** START DATASET CONTENT **
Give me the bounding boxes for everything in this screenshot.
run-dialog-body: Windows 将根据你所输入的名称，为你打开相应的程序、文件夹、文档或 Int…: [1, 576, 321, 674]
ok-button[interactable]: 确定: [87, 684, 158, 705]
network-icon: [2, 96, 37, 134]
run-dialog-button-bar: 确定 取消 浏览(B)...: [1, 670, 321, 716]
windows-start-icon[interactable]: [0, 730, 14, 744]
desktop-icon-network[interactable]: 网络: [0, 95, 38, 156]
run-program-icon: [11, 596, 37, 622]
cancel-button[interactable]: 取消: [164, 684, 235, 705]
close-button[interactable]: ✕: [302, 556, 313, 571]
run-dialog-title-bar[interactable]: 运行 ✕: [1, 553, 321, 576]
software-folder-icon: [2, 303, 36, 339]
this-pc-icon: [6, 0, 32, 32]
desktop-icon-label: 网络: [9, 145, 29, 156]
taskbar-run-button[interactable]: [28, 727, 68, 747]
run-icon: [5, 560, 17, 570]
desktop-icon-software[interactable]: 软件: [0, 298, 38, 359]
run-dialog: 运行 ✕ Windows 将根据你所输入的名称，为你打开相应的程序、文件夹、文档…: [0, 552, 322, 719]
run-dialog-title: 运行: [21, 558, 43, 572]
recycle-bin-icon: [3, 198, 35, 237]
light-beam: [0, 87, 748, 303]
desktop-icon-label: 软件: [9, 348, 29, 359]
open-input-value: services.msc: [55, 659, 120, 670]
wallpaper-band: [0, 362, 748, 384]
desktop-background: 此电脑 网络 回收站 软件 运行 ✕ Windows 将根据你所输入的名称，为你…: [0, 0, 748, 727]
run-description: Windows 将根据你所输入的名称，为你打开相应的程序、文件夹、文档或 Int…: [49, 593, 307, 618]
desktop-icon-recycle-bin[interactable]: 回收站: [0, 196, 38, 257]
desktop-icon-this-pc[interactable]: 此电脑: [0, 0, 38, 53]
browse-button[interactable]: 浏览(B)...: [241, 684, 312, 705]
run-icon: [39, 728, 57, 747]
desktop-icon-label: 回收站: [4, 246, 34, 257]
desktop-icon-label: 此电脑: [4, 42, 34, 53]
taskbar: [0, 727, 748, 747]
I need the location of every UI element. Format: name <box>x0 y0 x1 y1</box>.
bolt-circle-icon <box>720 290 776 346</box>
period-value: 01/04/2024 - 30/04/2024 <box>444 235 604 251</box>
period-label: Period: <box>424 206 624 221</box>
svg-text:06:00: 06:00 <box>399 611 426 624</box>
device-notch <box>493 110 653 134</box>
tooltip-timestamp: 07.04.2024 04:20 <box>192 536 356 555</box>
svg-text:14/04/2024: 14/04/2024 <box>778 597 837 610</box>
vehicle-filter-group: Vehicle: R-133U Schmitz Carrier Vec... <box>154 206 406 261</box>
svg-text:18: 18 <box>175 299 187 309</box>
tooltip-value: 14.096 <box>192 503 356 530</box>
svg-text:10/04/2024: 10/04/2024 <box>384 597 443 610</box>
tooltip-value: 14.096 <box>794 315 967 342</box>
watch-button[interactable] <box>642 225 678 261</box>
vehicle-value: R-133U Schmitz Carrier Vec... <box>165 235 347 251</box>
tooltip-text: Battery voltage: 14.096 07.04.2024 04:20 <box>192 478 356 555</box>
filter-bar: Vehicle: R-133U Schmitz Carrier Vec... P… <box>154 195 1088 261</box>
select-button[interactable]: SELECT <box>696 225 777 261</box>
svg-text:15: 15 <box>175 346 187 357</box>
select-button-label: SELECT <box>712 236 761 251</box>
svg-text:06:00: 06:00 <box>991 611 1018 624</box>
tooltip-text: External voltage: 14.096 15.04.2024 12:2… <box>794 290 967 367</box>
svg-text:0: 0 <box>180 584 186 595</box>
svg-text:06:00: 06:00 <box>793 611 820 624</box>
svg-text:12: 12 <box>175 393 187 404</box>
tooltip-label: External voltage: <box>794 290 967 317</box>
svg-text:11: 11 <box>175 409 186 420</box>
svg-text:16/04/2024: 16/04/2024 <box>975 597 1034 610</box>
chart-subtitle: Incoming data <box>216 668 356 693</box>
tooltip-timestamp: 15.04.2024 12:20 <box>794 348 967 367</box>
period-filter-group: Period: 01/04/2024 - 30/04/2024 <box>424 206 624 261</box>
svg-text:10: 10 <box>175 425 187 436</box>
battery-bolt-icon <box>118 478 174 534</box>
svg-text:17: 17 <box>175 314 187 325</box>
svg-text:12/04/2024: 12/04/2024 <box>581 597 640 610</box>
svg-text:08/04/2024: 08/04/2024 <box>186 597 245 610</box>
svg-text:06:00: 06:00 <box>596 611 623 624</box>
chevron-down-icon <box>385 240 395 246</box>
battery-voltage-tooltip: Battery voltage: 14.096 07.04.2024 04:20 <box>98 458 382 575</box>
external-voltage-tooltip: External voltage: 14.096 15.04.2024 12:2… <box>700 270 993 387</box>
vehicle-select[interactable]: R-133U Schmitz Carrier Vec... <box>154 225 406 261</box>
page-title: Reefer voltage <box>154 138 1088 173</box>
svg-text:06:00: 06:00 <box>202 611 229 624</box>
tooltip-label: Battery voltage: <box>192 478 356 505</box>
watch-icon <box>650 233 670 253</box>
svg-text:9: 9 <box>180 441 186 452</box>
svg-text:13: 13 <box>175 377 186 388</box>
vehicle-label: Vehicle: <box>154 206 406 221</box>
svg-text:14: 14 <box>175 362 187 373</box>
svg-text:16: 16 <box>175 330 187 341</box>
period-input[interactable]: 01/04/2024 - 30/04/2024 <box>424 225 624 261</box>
** END DATASET CONTENT **
** START DATASET CONTENT **
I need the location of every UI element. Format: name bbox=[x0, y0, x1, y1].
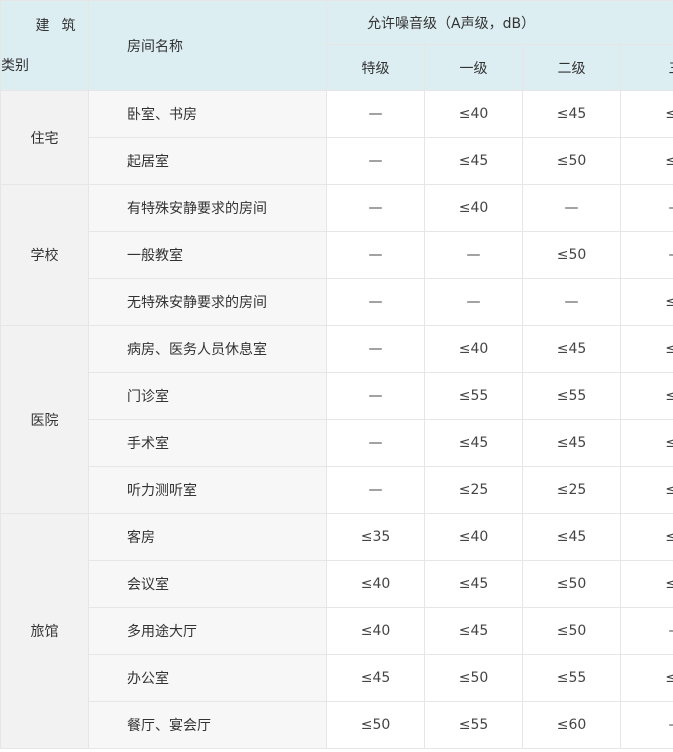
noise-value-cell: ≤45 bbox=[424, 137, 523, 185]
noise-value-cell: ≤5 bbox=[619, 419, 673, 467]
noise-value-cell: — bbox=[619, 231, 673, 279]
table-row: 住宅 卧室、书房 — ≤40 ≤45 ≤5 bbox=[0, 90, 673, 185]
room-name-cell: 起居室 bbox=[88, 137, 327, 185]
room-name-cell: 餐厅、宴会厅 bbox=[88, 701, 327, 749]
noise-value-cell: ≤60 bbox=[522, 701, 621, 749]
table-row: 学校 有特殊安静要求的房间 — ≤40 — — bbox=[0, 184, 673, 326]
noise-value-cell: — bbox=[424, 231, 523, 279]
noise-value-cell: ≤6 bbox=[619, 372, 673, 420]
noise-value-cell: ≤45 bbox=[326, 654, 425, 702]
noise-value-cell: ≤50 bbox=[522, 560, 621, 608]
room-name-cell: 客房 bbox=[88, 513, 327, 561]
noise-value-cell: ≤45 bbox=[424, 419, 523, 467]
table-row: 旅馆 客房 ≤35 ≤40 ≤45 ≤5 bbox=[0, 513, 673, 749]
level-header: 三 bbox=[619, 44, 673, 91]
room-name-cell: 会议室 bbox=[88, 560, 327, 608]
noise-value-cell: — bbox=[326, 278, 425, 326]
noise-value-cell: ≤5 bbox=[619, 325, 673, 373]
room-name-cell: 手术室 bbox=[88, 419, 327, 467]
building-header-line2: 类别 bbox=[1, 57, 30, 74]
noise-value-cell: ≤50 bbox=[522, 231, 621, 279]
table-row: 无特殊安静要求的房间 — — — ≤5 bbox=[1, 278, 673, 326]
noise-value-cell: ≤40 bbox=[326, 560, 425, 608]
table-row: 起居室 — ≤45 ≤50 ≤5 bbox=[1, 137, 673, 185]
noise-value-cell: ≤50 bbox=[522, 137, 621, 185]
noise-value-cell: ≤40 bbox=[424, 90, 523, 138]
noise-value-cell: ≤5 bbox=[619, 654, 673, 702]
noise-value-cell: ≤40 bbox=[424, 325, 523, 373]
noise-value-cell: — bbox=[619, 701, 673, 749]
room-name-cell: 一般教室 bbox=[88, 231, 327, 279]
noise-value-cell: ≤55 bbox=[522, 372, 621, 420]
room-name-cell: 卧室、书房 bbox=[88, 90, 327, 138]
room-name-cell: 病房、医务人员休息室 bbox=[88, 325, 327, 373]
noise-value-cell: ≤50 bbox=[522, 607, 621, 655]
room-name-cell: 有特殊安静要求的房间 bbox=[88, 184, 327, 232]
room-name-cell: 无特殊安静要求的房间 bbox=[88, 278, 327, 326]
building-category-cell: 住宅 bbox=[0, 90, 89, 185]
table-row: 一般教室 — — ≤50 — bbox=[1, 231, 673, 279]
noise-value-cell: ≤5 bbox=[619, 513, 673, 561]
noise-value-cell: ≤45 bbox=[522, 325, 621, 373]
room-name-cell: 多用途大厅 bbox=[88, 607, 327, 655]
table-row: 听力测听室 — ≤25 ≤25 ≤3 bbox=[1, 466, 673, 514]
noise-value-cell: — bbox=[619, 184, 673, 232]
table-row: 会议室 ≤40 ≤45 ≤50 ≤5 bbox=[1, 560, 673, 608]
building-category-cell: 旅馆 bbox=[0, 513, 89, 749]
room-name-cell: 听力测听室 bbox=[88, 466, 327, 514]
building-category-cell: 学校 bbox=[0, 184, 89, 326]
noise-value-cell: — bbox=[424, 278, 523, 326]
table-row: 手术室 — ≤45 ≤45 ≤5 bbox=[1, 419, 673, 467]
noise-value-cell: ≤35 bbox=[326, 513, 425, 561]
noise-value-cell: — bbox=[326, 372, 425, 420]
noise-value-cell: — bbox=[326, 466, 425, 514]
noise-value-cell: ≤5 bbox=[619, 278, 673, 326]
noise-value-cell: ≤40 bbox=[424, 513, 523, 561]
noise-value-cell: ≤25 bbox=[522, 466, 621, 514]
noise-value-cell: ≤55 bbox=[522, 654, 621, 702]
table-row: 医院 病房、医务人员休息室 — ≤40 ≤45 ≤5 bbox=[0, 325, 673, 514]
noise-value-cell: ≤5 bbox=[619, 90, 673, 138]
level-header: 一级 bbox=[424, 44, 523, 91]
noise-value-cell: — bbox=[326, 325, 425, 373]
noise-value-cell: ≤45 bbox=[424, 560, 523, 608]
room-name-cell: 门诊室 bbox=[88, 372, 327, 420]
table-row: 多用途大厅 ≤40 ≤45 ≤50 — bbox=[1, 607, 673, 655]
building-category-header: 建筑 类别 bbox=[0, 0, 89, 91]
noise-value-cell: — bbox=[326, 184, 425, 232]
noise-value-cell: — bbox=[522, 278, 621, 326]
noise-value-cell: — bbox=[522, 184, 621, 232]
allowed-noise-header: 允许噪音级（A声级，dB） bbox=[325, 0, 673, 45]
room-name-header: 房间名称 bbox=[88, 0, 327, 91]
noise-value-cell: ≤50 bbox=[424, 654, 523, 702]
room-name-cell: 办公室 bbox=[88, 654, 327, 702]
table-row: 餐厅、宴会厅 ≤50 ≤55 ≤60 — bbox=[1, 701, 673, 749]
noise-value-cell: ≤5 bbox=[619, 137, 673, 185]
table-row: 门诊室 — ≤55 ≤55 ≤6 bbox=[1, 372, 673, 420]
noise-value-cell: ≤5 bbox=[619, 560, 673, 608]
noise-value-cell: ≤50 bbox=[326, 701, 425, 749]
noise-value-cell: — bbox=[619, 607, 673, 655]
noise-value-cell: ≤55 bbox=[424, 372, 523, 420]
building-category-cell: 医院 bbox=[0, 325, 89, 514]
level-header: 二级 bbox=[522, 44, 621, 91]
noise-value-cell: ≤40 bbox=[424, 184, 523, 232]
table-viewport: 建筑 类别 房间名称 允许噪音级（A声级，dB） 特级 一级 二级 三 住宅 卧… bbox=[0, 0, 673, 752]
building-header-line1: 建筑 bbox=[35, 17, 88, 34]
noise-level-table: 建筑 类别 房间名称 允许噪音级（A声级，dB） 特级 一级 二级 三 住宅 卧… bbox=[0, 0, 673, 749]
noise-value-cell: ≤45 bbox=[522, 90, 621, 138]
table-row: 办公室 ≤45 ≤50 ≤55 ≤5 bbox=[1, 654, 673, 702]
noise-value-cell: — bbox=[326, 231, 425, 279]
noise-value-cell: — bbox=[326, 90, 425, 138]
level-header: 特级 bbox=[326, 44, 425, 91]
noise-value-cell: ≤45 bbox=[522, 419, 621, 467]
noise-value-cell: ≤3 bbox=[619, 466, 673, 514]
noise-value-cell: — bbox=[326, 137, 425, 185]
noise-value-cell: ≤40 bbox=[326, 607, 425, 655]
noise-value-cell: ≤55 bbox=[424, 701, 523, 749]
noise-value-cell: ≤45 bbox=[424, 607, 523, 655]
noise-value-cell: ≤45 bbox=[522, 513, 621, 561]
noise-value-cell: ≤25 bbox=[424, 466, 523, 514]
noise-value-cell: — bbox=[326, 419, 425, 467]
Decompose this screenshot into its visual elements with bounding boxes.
** END DATASET CONTENT **
§ TASK GOAL: Copy the lines above, from the line containing "Give me the" through the line containing "tooltip-timestamp: 07.04.2024 04:20", with both of those lines included.

§ EXERCISE OUTPUT:
Give me the bounding boxes for everything in this screenshot.
run-dialog-body: Windows 将根据你所输入的名称，为你打开相应的程序、文件夹、文档或 Int…: [1, 576, 321, 674]
ok-button[interactable]: 确定: [87, 684, 158, 705]
network-icon: [2, 96, 37, 134]
run-dialog-button-bar: 确定 取消 浏览(B)...: [1, 670, 321, 716]
windows-start-icon[interactable]: [0, 730, 14, 744]
desktop-icon-network[interactable]: 网络: [0, 95, 38, 156]
run-program-icon: [11, 596, 37, 622]
cancel-button[interactable]: 取消: [164, 684, 235, 705]
close-button[interactable]: ✕: [302, 556, 313, 571]
run-dialog-title-bar[interactable]: 运行 ✕: [1, 553, 321, 576]
software-folder-icon: [2, 303, 36, 339]
this-pc-icon: [6, 0, 32, 32]
desktop-icon-label: 网络: [9, 145, 29, 156]
taskbar-run-button[interactable]: [28, 727, 68, 747]
run-icon: [5, 560, 17, 570]
desktop-icon-software[interactable]: 软件: [0, 298, 38, 359]
run-dialog: 运行 ✕ Windows 将根据你所输入的名称，为你打开相应的程序、文件夹、文档…: [0, 552, 322, 719]
run-dialog-title: 运行: [21, 558, 43, 572]
recycle-bin-icon: [3, 198, 35, 237]
light-beam: [0, 87, 748, 303]
desktop-icon-label: 软件: [9, 348, 29, 359]
open-input-value: services.msc: [55, 659, 120, 670]
wallpaper-band: [0, 362, 748, 384]
desktop-background: 此电脑 网络 回收站 软件 运行 ✕ Windows 将根据你所输入的名称，为你…: [0, 0, 748, 727]
run-description: Windows 将根据你所输入的名称，为你打开相应的程序、文件夹、文档或 Int…: [49, 593, 307, 618]
desktop-icon-recycle-bin[interactable]: 回收站: [0, 196, 38, 257]
desktop-icon-this-pc[interactable]: 此电脑: [0, 0, 38, 53]
browse-button[interactable]: 浏览(B)...: [241, 684, 312, 705]
run-icon: [39, 728, 57, 747]
desktop-icon-label: 回收站: [4, 246, 34, 257]
desktop-icon-label: 此电脑: [4, 42, 34, 53]
taskbar: [0, 727, 748, 747]
I need the location of every UI element. Format: name <box>x0 y0 x1 y1</box>.
bolt-circle-icon <box>720 290 776 346</box>
period-value: 01/04/2024 - 30/04/2024 <box>444 235 604 251</box>
period-label: Period: <box>424 206 624 221</box>
svg-text:06:00: 06:00 <box>399 611 426 624</box>
device-notch <box>493 110 653 134</box>
tooltip-timestamp: 07.04.2024 04:20 <box>192 536 356 555</box>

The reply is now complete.